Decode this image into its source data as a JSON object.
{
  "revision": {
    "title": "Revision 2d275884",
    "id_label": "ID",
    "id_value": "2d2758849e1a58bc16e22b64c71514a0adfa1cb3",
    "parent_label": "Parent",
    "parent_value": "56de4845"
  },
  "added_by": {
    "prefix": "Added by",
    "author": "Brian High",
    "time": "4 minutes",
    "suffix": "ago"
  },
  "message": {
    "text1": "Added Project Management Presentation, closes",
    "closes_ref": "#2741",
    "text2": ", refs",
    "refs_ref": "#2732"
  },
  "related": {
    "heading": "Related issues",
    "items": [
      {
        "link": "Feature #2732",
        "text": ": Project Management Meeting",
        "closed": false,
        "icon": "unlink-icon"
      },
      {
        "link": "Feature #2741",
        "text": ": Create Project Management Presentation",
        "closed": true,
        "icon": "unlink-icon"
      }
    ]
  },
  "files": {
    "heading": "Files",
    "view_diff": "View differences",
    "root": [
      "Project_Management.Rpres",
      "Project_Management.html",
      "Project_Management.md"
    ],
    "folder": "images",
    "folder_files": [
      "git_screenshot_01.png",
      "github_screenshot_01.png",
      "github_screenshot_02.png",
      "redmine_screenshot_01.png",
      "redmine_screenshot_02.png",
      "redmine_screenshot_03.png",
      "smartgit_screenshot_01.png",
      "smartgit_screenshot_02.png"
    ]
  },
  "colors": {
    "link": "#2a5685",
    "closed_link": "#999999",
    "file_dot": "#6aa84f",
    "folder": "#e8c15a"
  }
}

- - - -

● WORK TO DO
Write out the records shown above, exactly as they appear.

● RESULT OF THE TASK
Decode this image into its source data as a JSON object.
{
  "revision": {
    "title": "Revision 2d275884",
    "id_label": "ID",
    "id_value": "2d2758849e1a58bc16e22b64c71514a0adfa1cb3",
    "parent_label": "Parent",
    "parent_value": "56de4845"
  },
  "added_by": {
    "prefix": "Added by",
    "author": "Brian High",
    "time": "4 minutes",
    "suffix": "ago"
  },
  "message": {
    "text1": "Added Project Management Presentation, closes",
    "closes_ref": "#2741",
    "text2": ", refs",
    "refs_ref": "#2732"
  },
  "related": {
    "heading": "Related issues",
    "items": [
      {
        "link": "Feature #2732",
        "text": ": Project Management Meeting",
        "closed": false,
        "icon": "unlink-icon"
      },
      {
        "link": "Feature #2741",
        "text": ": Create Project Management Presentation",
        "closed": true,
        "icon": "unlink-icon"
      }
    ]
  },
  "files": {
    "heading": "Files",
    "view_diff": "View differences",
    "root": [
      "Project_Management.Rpres",
      "Project_Management.html",
      "Project_Management.md"
    ],
    "folder": "images",
    "folder_files": [
      "git_screenshot_01.png",
      "github_screenshot_01.png",
      "github_screenshot_02.png",
      "redmine_screenshot_01.png",
      "redmine_screenshot_02.png",
      "redmine_screenshot_03.png",
      "smartgit_screenshot_01.png",
      "smartgit_screenshot_02.png"
    ]
  },
  "colors": {
    "link": "#2a5685",
    "closed_link": "#999999",
    "file_dot": "#6aa84f",
    "folder": "#e8c15a"
  }
}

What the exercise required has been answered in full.